→ **Objective**
Wherever "then" appears in a line, list that line.

→ **Dataset**
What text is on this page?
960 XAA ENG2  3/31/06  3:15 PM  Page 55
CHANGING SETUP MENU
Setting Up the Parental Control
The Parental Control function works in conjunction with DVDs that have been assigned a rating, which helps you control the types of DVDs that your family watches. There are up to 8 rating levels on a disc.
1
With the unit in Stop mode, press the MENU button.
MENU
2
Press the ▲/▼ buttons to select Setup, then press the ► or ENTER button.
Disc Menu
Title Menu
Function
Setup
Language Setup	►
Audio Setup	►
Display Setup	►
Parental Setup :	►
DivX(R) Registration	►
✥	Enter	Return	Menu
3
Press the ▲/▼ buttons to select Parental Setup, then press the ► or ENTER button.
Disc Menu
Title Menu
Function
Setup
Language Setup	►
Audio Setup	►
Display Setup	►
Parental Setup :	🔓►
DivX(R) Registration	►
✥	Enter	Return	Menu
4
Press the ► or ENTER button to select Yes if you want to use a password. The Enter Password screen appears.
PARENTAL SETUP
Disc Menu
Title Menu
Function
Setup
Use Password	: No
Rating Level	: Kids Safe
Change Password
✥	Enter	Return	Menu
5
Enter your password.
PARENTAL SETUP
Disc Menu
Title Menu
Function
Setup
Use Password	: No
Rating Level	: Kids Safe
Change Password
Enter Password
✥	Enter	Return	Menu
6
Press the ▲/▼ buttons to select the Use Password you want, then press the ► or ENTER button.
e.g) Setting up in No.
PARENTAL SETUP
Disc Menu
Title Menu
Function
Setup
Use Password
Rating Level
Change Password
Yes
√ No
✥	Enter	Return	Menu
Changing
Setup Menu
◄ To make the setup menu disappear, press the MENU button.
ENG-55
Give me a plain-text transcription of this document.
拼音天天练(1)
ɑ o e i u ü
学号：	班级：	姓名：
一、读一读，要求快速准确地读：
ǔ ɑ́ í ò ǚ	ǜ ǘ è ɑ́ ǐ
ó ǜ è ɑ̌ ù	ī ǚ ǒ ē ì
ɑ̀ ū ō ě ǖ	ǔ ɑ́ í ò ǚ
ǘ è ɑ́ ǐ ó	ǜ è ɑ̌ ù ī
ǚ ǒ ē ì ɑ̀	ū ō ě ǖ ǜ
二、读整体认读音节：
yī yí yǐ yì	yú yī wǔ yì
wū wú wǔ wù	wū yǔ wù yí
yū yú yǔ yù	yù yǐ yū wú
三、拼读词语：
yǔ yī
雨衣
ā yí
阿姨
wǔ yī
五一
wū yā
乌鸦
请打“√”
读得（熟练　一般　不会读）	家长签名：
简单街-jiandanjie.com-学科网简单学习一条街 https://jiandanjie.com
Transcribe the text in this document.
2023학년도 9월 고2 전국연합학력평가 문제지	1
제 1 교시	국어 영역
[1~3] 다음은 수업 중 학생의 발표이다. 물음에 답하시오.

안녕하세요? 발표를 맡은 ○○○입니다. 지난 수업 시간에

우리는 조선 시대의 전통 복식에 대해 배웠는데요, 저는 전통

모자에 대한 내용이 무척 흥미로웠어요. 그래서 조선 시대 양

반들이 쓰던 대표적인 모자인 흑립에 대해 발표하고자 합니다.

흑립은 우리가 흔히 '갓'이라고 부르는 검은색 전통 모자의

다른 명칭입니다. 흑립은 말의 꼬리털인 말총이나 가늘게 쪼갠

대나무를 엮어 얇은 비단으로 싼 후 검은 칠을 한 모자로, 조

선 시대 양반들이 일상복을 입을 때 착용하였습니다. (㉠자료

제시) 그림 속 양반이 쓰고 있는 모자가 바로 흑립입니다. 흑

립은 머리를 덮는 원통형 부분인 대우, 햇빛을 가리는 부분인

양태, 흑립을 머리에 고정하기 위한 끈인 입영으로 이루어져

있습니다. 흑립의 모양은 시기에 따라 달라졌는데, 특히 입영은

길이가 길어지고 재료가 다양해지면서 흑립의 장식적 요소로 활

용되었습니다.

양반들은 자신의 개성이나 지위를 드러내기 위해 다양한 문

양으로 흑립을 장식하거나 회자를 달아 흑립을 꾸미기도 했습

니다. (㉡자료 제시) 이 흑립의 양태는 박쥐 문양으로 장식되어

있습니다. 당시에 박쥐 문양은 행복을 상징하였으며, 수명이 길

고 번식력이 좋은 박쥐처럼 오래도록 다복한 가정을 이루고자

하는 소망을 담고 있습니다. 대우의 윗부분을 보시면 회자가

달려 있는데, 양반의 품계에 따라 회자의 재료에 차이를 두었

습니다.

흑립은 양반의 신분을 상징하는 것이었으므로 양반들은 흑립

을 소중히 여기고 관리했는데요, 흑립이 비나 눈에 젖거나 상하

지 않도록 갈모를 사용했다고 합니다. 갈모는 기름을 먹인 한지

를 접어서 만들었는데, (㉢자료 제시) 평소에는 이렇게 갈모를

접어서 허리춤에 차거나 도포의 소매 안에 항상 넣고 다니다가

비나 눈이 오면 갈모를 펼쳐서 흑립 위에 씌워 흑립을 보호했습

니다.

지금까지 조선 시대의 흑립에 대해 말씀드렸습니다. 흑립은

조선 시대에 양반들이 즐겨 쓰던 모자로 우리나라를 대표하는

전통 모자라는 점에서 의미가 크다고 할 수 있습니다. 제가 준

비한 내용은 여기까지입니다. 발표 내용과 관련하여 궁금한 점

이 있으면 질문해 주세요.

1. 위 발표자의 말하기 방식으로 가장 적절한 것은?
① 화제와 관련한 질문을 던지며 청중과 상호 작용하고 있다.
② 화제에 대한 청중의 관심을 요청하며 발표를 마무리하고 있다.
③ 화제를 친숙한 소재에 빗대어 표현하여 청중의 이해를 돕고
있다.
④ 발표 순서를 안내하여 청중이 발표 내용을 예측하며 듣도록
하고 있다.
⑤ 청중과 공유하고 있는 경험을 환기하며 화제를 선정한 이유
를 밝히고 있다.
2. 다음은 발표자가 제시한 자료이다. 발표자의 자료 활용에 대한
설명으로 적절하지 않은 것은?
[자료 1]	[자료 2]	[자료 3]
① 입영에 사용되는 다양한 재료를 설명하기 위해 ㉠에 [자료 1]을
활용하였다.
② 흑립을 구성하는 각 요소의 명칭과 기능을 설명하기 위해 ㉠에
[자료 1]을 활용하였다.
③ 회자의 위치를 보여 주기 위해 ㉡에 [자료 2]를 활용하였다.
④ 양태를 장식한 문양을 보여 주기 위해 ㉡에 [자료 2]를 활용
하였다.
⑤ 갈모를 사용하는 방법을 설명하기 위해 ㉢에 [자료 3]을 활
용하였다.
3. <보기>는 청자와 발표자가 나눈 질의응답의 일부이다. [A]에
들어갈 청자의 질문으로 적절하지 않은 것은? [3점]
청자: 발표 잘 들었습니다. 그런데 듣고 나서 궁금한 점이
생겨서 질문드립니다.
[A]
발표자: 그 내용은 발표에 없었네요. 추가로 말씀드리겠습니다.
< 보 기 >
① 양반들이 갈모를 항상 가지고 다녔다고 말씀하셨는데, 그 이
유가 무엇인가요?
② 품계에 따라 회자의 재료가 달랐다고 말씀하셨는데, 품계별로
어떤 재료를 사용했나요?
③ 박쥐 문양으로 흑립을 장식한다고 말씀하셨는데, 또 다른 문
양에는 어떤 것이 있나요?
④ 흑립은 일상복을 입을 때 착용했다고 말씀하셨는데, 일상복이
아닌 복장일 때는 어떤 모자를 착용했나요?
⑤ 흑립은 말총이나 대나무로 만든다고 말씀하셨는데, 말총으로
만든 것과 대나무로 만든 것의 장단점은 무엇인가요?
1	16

→ **Output of the task**
Press the ▲/▼ buttons to select Setup, then press the ► or ENTER button.
Press the ▲/▼ buttons to select Parental Setup, then press the ► or ENTER button.
Press the ▲/▼ buttons to select the Use Password you want, then press the ► or ENTER button.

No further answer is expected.